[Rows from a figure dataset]
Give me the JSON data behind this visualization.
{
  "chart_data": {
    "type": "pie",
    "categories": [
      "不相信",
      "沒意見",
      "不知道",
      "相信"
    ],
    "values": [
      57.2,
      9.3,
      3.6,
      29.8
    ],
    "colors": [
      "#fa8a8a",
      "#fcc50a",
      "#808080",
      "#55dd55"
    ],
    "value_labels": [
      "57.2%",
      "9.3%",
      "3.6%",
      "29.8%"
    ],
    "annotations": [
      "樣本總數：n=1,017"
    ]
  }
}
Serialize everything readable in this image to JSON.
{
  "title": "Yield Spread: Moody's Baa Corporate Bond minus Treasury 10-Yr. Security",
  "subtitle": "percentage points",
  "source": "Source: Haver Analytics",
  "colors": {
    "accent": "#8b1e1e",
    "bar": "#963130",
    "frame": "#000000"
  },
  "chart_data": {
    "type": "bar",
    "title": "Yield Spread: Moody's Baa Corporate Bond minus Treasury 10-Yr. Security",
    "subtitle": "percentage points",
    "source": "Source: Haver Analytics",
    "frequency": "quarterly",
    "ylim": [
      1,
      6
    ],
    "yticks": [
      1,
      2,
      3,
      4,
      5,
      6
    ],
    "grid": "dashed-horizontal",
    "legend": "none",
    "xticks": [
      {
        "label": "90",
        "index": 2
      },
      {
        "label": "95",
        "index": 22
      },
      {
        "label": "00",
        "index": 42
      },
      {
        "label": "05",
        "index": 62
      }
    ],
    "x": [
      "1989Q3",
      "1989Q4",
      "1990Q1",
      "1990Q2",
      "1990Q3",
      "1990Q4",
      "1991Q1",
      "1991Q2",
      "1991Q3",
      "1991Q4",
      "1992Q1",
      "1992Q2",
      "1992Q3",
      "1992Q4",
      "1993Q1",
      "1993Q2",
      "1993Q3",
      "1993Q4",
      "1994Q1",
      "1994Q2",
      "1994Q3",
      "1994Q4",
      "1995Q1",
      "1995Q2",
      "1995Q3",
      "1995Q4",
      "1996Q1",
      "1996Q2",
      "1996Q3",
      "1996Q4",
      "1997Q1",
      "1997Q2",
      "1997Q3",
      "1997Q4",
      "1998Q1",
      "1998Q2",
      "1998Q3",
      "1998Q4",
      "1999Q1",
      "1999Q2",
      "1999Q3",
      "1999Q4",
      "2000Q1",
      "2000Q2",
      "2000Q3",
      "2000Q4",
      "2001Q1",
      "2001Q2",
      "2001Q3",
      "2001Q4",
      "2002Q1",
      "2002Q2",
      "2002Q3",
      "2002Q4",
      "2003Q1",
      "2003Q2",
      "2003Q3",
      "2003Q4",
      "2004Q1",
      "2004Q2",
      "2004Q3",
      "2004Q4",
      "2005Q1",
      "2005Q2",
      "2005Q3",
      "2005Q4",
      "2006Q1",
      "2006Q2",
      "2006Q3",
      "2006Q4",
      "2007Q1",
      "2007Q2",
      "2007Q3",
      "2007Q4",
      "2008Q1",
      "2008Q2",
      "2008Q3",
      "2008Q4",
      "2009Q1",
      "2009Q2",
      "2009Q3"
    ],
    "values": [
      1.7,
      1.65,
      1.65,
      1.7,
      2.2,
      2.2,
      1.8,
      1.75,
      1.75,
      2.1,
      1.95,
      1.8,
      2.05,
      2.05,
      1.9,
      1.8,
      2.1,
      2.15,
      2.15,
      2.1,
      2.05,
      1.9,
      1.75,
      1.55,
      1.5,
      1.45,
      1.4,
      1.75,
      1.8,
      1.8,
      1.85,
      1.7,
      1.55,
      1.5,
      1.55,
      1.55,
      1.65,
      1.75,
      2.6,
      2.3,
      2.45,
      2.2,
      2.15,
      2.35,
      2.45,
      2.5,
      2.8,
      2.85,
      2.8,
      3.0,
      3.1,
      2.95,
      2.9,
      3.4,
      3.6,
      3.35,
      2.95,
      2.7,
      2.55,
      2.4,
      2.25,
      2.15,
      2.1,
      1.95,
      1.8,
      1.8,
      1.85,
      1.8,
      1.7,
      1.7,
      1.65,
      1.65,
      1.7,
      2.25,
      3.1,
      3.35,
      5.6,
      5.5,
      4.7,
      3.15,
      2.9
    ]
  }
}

*The request*. Extract all of the material exactly as it is written.

*Exercise result*.
Give me the JSON data behind this visualization.
{
  "chart_data": {
    "type": "pie",
    "categories": [
      "不相信",
      "沒意見",
      "不知道",
      "相信"
    ],
    "values": [
      57.2,
      9.3,
      3.6,
      29.8
    ],
    "colors": [
      "#fa8a8a",
      "#fcc50a",
      "#808080",
      "#55dd55"
    ],
    "value_labels": [
      "57.2%",
      "9.3%",
      "3.6%",
      "29.8%"
    ],
    "annotations": [
      "樣本總數：n=1,017"
    ]
  }
}
Serialize everything readable in this image to JSON.
{
  "title": "Yield Spread: Moody's Baa Corporate Bond minus Treasury 10-Yr. Security",
  "subtitle": "percentage points",
  "source": "Source: Haver Analytics",
  "colors": {
    "accent": "#8b1e1e",
    "bar": "#963130",
    "frame": "#000000"
  },
  "chart_data": {
    "type": "bar",
    "title": "Yield Spread: Moody's Baa Corporate Bond minus Treasury 10-Yr. Security",
    "subtitle": "percentage points",
    "source": "Source: Haver Analytics",
    "frequency": "quarterly",
    "ylim": [
      1,
      6
    ],
    "yticks": [
      1,
      2,
      3,
      4,
      5,
      6
    ],
    "grid": "dashed-horizontal",
    "legend": "none",
    "xticks": [
      {
        "label": "90",
        "index": 2
      },
      {
        "label": "95",
        "index": 22
      },
      {
        "label": "00",
        "index": 42
      },
      {
        "label": "05",
        "index": 62
      }
    ],
    "x": [
      "1989Q3",
      "1989Q4",
      "1990Q1",
      "1990Q2",
      "1990Q3",
      "1990Q4",
      "1991Q1",
      "1991Q2",
      "1991Q3",
      "1991Q4",
      "1992Q1",
      "1992Q2",
      "1992Q3",
      "1992Q4",
      "1993Q1",
      "1993Q2",
      "1993Q3",
      "1993Q4",
      "1994Q1",
      "1994Q2",
      "1994Q3",
      "1994Q4",
      "1995Q1",
      "1995Q2",
      "1995Q3",
      "1995Q4",
      "1996Q1",
      "1996Q2",
      "1996Q3",
      "1996Q4",
      "1997Q1",
      "1997Q2",
      "1997Q3",
      "1997Q4",
      "1998Q1",
      "1998Q2",
      "1998Q3",
      "1998Q4",
      "1999Q1",
      "1999Q2",
      "1999Q3",
      "1999Q4",
      "2000Q1",
      "2000Q2",
      "2000Q3",
      "2000Q4",
      "2001Q1",
      "2001Q2",
      "2001Q3",
      "2001Q4",
      "2002Q1",
      "2002Q2",
      "2002Q3",
      "2002Q4",
      "2003Q1",
      "2003Q2",
      "2003Q3",
      "2003Q4",
      "2004Q1",
      "2004Q2",
      "2004Q3",
      "2004Q4",
      "2005Q1",
      "2005Q2",
      "2005Q3",
      "2005Q4",
      "2006Q1",
      "2006Q2",
      "2006Q3",
      "2006Q4",
      "2007Q1",
      "2007Q2",
      "2007Q3",
      "2007Q4",
      "2008Q1",
      "2008Q2",
      "2008Q3",
      "2008Q4",
      "2009Q1",
      "2009Q2",
      "2009Q3"
    ],
    "values": [
      1.7,
      1.65,
      1.65,
      1.7,
      2.2,
      2.2,
      1.8,
      1.75,
      1.75,
      2.1,
      1.95,
      1.8,
      2.05,
      2.05,
      1.9,
      1.8,
      2.1,
      2.15,
      2.15,
      2.1,
      2.05,
      1.9,
      1.75,
      1.55,
      1.5,
      1.45,
      1.4,
      1.75,
      1.8,
      1.8,
      1.85,
      1.7,
      1.55,
      1.5,
      1.55,
      1.55,
      1.65,
      1.75,
      2.6,
      2.3,
      2.45,
      2.2,
      2.15,
      2.35,
      2.45,
      2.5,
      2.8,
      2.85,
      2.8,
      3.0,
      3.1,
      2.95,
      2.9,
      3.4,
      3.6,
      3.35,
      2.95,
      2.7,
      2.55,
      2.4,
      2.25,
      2.15,
      2.1,
      1.95,
      1.8,
      1.8,
      1.85,
      1.8,
      1.7,
      1.7,
      1.65,
      1.65,
      1.7,
      2.25,
      3.1,
      3.35,
      5.6,
      5.5,
      4.7,
      3.15,
      2.9
    ]
  }
}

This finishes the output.